**WHAT IS NEEDED:** Counting only lines that hold "icon", give the total and nothing more.

**DATA TO USE:**

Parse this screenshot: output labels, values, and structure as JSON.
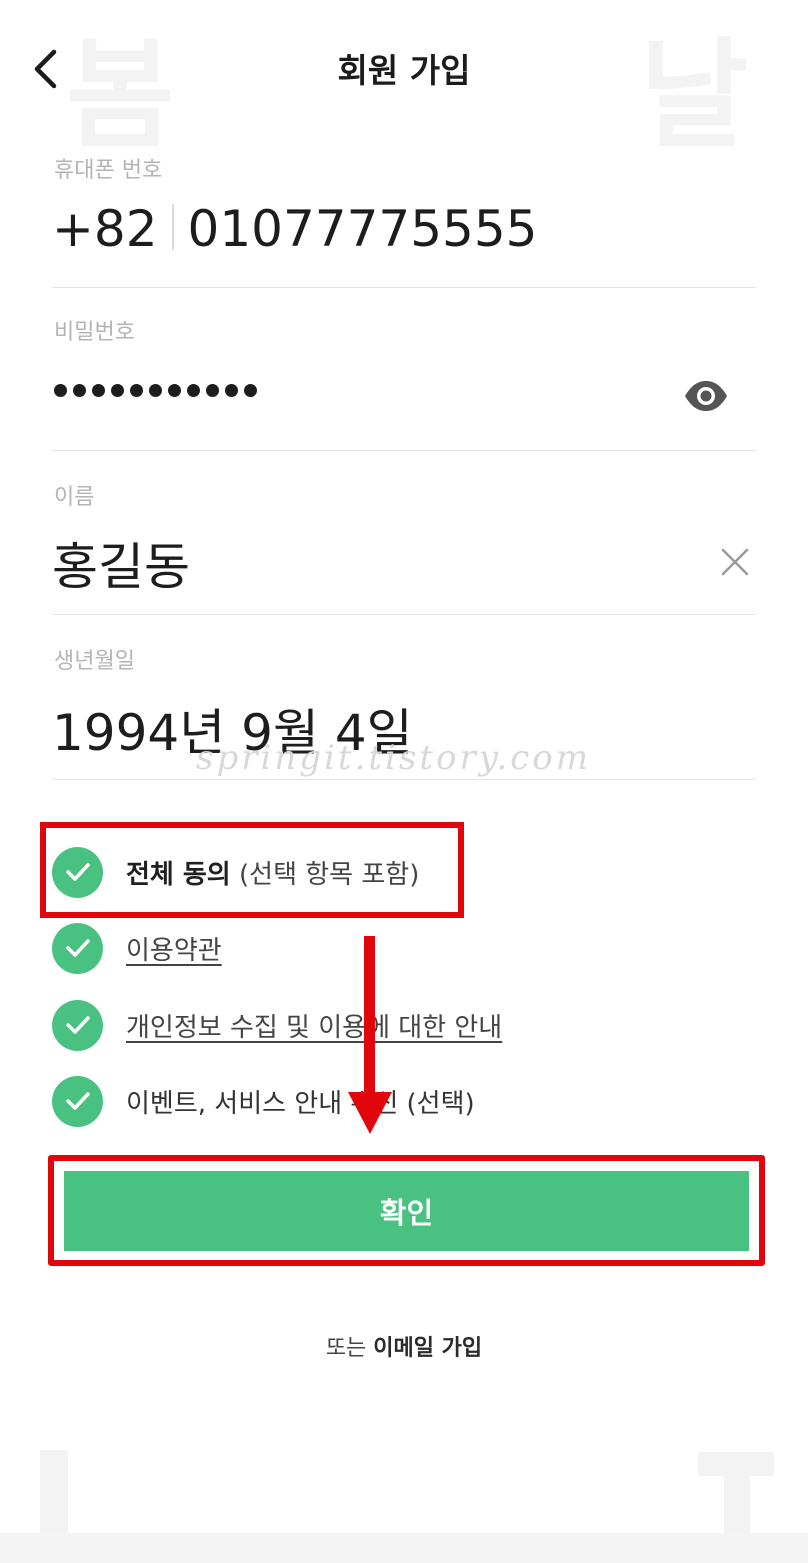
{
  "header": {
    "title": "회원 가입",
    "back_icon": "chevron-left-icon"
  },
  "watermark": {
    "top_left": "봄",
    "top_right": "날",
    "url": "springit.tistory.com"
  },
  "form": {
    "phone": {
      "label": "휴대폰 번호",
      "country_code": "+82",
      "number": "01077775555"
    },
    "password": {
      "label": "비밀번호",
      "masked_length": 11,
      "toggle_icon": "eye-icon"
    },
    "name": {
      "label": "이름",
      "value": "홍길동",
      "clear_icon": "close-icon"
    },
    "birthdate": {
      "label": "생년월일",
      "value": "1994년 9월 4일"
    }
  },
  "agreements": {
    "all": {
      "label_strong": "전체 동의",
      "label_sub": "(선택 항목 포함)",
      "checked": true
    },
    "items": [
      {
        "label": "이용약관",
        "checked": true,
        "link": true
      },
      {
        "label": "개인정보 수집 및 이용에 대한 안내",
        "checked": true,
        "link": true
      },
      {
        "label": "이벤트, 서비스 안내 수신 (선택)",
        "checked": true,
        "link": false
      }
    ]
  },
  "confirm_button": {
    "label": "확인"
  },
  "email_signup": {
    "prefix": "또는",
    "link_label": "이메일 가입"
  },
  "colors": {
    "accent_green": "#49c281",
    "highlight_red": "#e1060b"
  }
}
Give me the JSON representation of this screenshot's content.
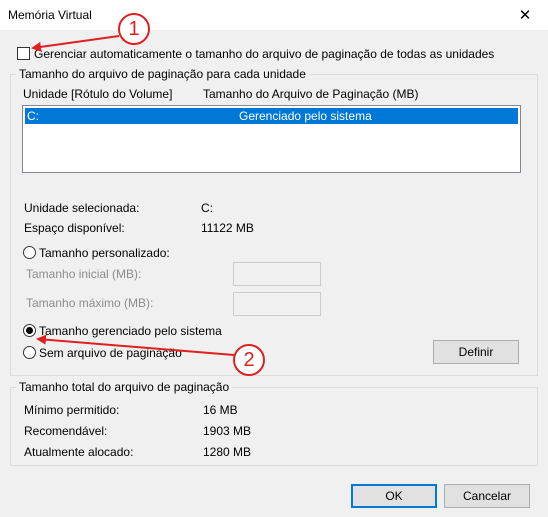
{
  "window": {
    "title": "Memória Virtual",
    "close_glyph": "✕"
  },
  "auto_manage": {
    "label": "Gerenciar automaticamente o tamanho do arquivo de paginação de todas as unidades",
    "checked": false
  },
  "per_drive_group": {
    "legend": "Tamanho do arquivo de paginação para cada unidade",
    "col_drive": "Unidade [Rótulo do Volume]",
    "col_size": "Tamanho do Arquivo de Paginação (MB)",
    "rows": [
      {
        "drive": "C:",
        "size": "Gerenciado pelo sistema"
      }
    ],
    "selected_drive_label": "Unidade selecionada:",
    "selected_drive_value": "C:",
    "free_space_label": "Espaço disponível:",
    "free_space_value": "11122 MB",
    "custom_size_label": "Tamanho personalizado:",
    "initial_size_label": "Tamanho inicial (MB):",
    "max_size_label": "Tamanho máximo (MB):",
    "system_managed_label": "Tamanho gerenciado pelo sistema",
    "no_paging_label": "Sem arquivo de paginação",
    "set_button": "Definir",
    "selected_option": "system_managed"
  },
  "total_group": {
    "legend": "Tamanho total do arquivo de paginação",
    "min_label": "Mínimo permitido:",
    "min_value": "16 MB",
    "recommended_label": "Recomendável:",
    "recommended_value": "1903 MB",
    "allocated_label": "Atualmente alocado:",
    "allocated_value": "1280 MB"
  },
  "buttons": {
    "ok": "OK",
    "cancel": "Cancelar"
  },
  "annotations": {
    "callout_1": "1",
    "callout_2": "2",
    "color": "#e02020"
  }
}
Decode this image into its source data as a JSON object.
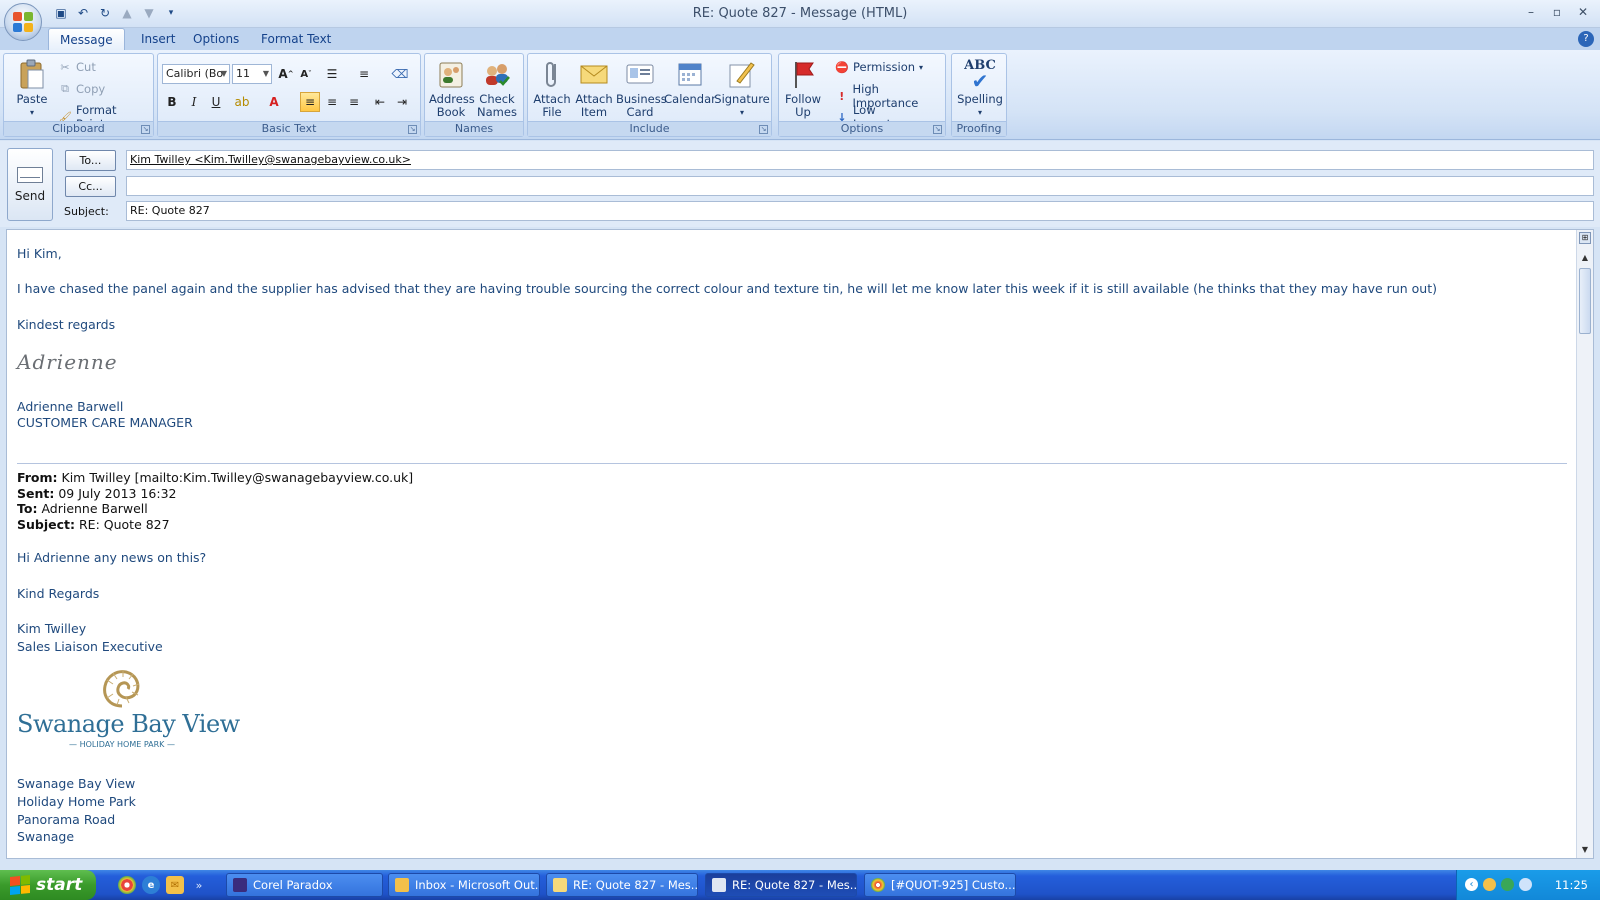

**EXPECTED OUTPUT:** 3